## START Data in this exercise

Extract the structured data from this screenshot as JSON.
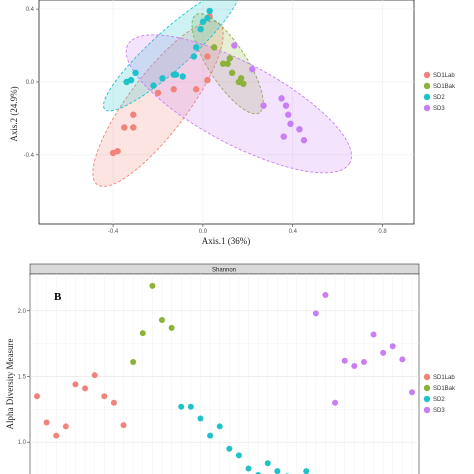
{
  "colors": {
    "SD1Lab": "#F2837B",
    "SD1Bak": "#8CB23A",
    "SD2": "#20C2C9",
    "SD3": "#C97EF5"
  },
  "legend": [
    "SD1Lab",
    "SD1Bak",
    "SD2",
    "SD3"
  ],
  "chart_data": [
    {
      "type": "scatter",
      "xlabel": "Axis.1 (36%)",
      "ylabel": "Axis.2 (24.9%)",
      "x_ticks": [
        "-0.4",
        "0.0",
        "0.4",
        "0.8"
      ],
      "y_ticks": [
        "0.4",
        "0.0",
        "-0.4"
      ],
      "xlim": [
        -0.73,
        0.94
      ],
      "ylim": [
        -0.78,
        0.45
      ],
      "grid": true,
      "legend_position": "right",
      "series": [
        {
          "name": "SD1Lab",
          "points": [
            [
              -0.4,
              -0.39
            ],
            [
              -0.38,
              -0.38
            ],
            [
              -0.35,
              -0.25
            ],
            [
              -0.31,
              -0.18
            ],
            [
              -0.31,
              -0.25
            ],
            [
              -0.2,
              -0.06
            ],
            [
              -0.13,
              -0.04
            ],
            [
              -0.03,
              -0.04
            ],
            [
              0.02,
              0.14
            ],
            [
              0.02,
              0.01
            ],
            [
              0.03,
              0.36
            ]
          ]
        },
        {
          "name": "SD1Bak",
          "points": [
            [
              0.05,
              0.19
            ],
            [
              0.09,
              0.1
            ],
            [
              0.11,
              0.1
            ],
            [
              0.12,
              0.13
            ],
            [
              0.13,
              0.05
            ],
            [
              0.16,
              0.0
            ],
            [
              0.18,
              -0.01
            ],
            [
              0.17,
              0.02
            ]
          ]
        },
        {
          "name": "SD2",
          "points": [
            [
              -0.34,
              0.0
            ],
            [
              -0.32,
              0.01
            ],
            [
              -0.3,
              0.05
            ],
            [
              -0.22,
              -0.02
            ],
            [
              -0.18,
              0.02
            ],
            [
              -0.13,
              0.04
            ],
            [
              -0.12,
              0.04
            ],
            [
              -0.09,
              0.03
            ],
            [
              -0.04,
              0.14
            ],
            [
              -0.03,
              0.19
            ],
            [
              -0.01,
              0.29
            ],
            [
              0.03,
              0.39
            ],
            [
              0.0,
              0.33
            ],
            [
              0.02,
              0.35
            ]
          ]
        },
        {
          "name": "SD3",
          "points": [
            [
              0.14,
              0.2
            ],
            [
              0.22,
              0.07
            ],
            [
              0.27,
              -0.13
            ],
            [
              0.35,
              -0.09
            ],
            [
              0.37,
              -0.13
            ],
            [
              0.38,
              -0.18
            ],
            [
              0.36,
              -0.3
            ],
            [
              0.39,
              -0.23
            ],
            [
              0.43,
              -0.26
            ],
            [
              0.45,
              -0.32
            ]
          ]
        }
      ],
      "ellipses": [
        {
          "name": "SD1Lab",
          "center": [
            -0.2,
            -0.12
          ],
          "rx": 0.45,
          "ry": 0.13,
          "angle": -53
        },
        {
          "name": "SD1Bak",
          "center": [
            0.11,
            0.1
          ],
          "rx": 0.26,
          "ry": 0.085,
          "angle": 57
        },
        {
          "name": "SD2",
          "center": [
            -0.14,
            0.18
          ],
          "rx": 0.4,
          "ry": 0.085,
          "angle": -42
        },
        {
          "name": "SD3",
          "center": [
            0.16,
            -0.12
          ],
          "rx": 0.56,
          "ry": 0.18,
          "angle": 28
        }
      ]
    },
    {
      "type": "scatter",
      "panel_label": "B",
      "strip_title": "Shannon",
      "ylabel": "Alpha Diversity Measure",
      "y_ticks": [
        "2.0",
        "1.5",
        "1.0"
      ],
      "ylim": [
        0.72,
        2.28
      ],
      "grid": true,
      "series": [
        {
          "name": "SD1Lab",
          "values": [
            1.35,
            1.15,
            1.05,
            1.12,
            1.44,
            1.41,
            1.51,
            1.35,
            1.3,
            1.13
          ]
        },
        {
          "name": "SD1Bak",
          "values": [
            1.61,
            1.83,
            2.19,
            1.93,
            1.87
          ]
        },
        {
          "name": "SD2",
          "values": [
            1.27,
            1.27,
            1.18,
            1.05,
            1.12,
            0.95,
            0.9,
            0.8,
            0.75,
            0.84,
            0.78,
            0.74,
            0.73,
            0.78
          ]
        },
        {
          "name": "SD3",
          "values": [
            1.98,
            2.12,
            1.3,
            1.62,
            1.58,
            1.61,
            1.82,
            1.68,
            1.73,
            1.63,
            1.38
          ]
        }
      ]
    }
  ]
}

## END Data in this exercise

* **Task requirements**
Repeat the data exactly, excluding the pictures.

* **The result**
Extract the structured data from this screenshot as JSON.
{
  "colors": {
    "SD1Lab": "#F2837B",
    "SD1Bak": "#8CB23A",
    "SD2": "#20C2C9",
    "SD3": "#C97EF5"
  },
  "legend": [
    "SD1Lab",
    "SD1Bak",
    "SD2",
    "SD3"
  ],
  "chart_data": [
    {
      "type": "scatter",
      "xlabel": "Axis.1 (36%)",
      "ylabel": "Axis.2 (24.9%)",
      "x_ticks": [
        "-0.4",
        "0.0",
        "0.4",
        "0.8"
      ],
      "y_ticks": [
        "0.4",
        "0.0",
        "-0.4"
      ],
      "xlim": [
        -0.73,
        0.94
      ],
      "ylim": [
        -0.78,
        0.45
      ],
      "grid": true,
      "legend_position": "right",
      "series": [
        {
          "name": "SD1Lab",
          "points": [
            [
              -0.4,
              -0.39
            ],
            [
              -0.38,
              -0.38
            ],
            [
              -0.35,
              -0.25
            ],
            [
              -0.31,
              -0.18
            ],
            [
              -0.31,
              -0.25
            ],
            [
              -0.2,
              -0.06
            ],
            [
              -0.13,
              -0.04
            ],
            [
              -0.03,
              -0.04
            ],
            [
              0.02,
              0.14
            ],
            [
              0.02,
              0.01
            ],
            [
              0.03,
              0.36
            ]
          ]
        },
        {
          "name": "SD1Bak",
          "points": [
            [
              0.05,
              0.19
            ],
            [
              0.09,
              0.1
            ],
            [
              0.11,
              0.1
            ],
            [
              0.12,
              0.13
            ],
            [
              0.13,
              0.05
            ],
            [
              0.16,
              0.0
            ],
            [
              0.18,
              -0.01
            ],
            [
              0.17,
              0.02
            ]
          ]
        },
        {
          "name": "SD2",
          "points": [
            [
              -0.34,
              0.0
            ],
            [
              -0.32,
              0.01
            ],
            [
              -0.3,
              0.05
            ],
            [
              -0.22,
              -0.02
            ],
            [
              -0.18,
              0.02
            ],
            [
              -0.13,
              0.04
            ],
            [
              -0.12,
              0.04
            ],
            [
              -0.09,
              0.03
            ],
            [
              -0.04,
              0.14
            ],
            [
              -0.03,
              0.19
            ],
            [
              -0.01,
              0.29
            ],
            [
              0.03,
              0.39
            ],
            [
              0.0,
              0.33
            ],
            [
              0.02,
              0.35
            ]
          ]
        },
        {
          "name": "SD3",
          "points": [
            [
              0.14,
              0.2
            ],
            [
              0.22,
              0.07
            ],
            [
              0.27,
              -0.13
            ],
            [
              0.35,
              -0.09
            ],
            [
              0.37,
              -0.13
            ],
            [
              0.38,
              -0.18
            ],
            [
              0.36,
              -0.3
            ],
            [
              0.39,
              -0.23
            ],
            [
              0.43,
              -0.26
            ],
            [
              0.45,
              -0.32
            ]
          ]
        }
      ],
      "ellipses": [
        {
          "name": "SD1Lab",
          "center": [
            -0.2,
            -0.12
          ],
          "rx": 0.45,
          "ry": 0.13,
          "angle": -53
        },
        {
          "name": "SD1Bak",
          "center": [
            0.11,
            0.1
          ],
          "rx": 0.26,
          "ry": 0.085,
          "angle": 57
        },
        {
          "name": "SD2",
          "center": [
            -0.14,
            0.18
          ],
          "rx": 0.4,
          "ry": 0.085,
          "angle": -42
        },
        {
          "name": "SD3",
          "center": [
            0.16,
            -0.12
          ],
          "rx": 0.56,
          "ry": 0.18,
          "angle": 28
        }
      ]
    },
    {
      "type": "scatter",
      "panel_label": "B",
      "strip_title": "Shannon",
      "ylabel": "Alpha Diversity Measure",
      "y_ticks": [
        "2.0",
        "1.5",
        "1.0"
      ],
      "ylim": [
        0.72,
        2.28
      ],
      "grid": true,
      "series": [
        {
          "name": "SD1Lab",
          "values": [
            1.35,
            1.15,
            1.05,
            1.12,
            1.44,
            1.41,
            1.51,
            1.35,
            1.3,
            1.13
          ]
        },
        {
          "name": "SD1Bak",
          "values": [
            1.61,
            1.83,
            2.19,
            1.93,
            1.87
          ]
        },
        {
          "name": "SD2",
          "values": [
            1.27,
            1.27,
            1.18,
            1.05,
            1.12,
            0.95,
            0.9,
            0.8,
            0.75,
            0.84,
            0.78,
            0.74,
            0.73,
            0.78
          ]
        },
        {
          "name": "SD3",
          "values": [
            1.98,
            2.12,
            1.3,
            1.62,
            1.58,
            1.61,
            1.82,
            1.68,
            1.73,
            1.63,
            1.38
          ]
        }
      ]
    }
  ]
}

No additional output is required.